# WHAT YOU NEED TO DO:
Track down every line below that holds "TKIP" and copy it.

+++++

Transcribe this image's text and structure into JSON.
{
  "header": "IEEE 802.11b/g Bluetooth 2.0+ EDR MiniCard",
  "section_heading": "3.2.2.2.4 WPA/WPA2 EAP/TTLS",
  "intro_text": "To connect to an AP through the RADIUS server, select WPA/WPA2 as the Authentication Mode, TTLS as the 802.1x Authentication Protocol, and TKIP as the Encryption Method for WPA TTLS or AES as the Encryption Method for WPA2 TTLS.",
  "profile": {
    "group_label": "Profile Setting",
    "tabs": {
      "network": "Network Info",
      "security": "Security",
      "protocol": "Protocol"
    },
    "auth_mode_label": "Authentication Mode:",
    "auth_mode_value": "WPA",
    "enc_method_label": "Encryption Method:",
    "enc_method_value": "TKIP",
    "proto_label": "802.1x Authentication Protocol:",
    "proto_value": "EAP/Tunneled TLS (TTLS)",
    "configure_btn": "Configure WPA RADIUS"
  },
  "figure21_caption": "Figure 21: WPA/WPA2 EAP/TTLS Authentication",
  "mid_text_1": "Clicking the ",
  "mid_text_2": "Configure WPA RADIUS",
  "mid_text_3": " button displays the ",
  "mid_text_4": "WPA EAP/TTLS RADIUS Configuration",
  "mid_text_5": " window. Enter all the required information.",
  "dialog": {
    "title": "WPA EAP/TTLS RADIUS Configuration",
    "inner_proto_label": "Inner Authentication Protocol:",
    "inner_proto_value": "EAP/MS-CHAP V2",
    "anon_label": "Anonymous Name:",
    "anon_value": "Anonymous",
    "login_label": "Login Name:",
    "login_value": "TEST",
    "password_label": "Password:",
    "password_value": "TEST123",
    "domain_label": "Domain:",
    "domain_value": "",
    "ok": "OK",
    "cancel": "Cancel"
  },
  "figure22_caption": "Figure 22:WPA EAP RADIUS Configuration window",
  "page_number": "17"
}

+++++

# THE COMPLETED TASK:
  "intro_text": "To connect to an AP through the RADIUS server, select WPA/WPA2 as the Authentication Mode, TTLS as the 802.1x Authentication Protocol, and TKIP as the Encryption Method for WPA TTLS or AES as the Encryption Method for WPA2 TTLS.",
    "enc_method_value": "TKIP",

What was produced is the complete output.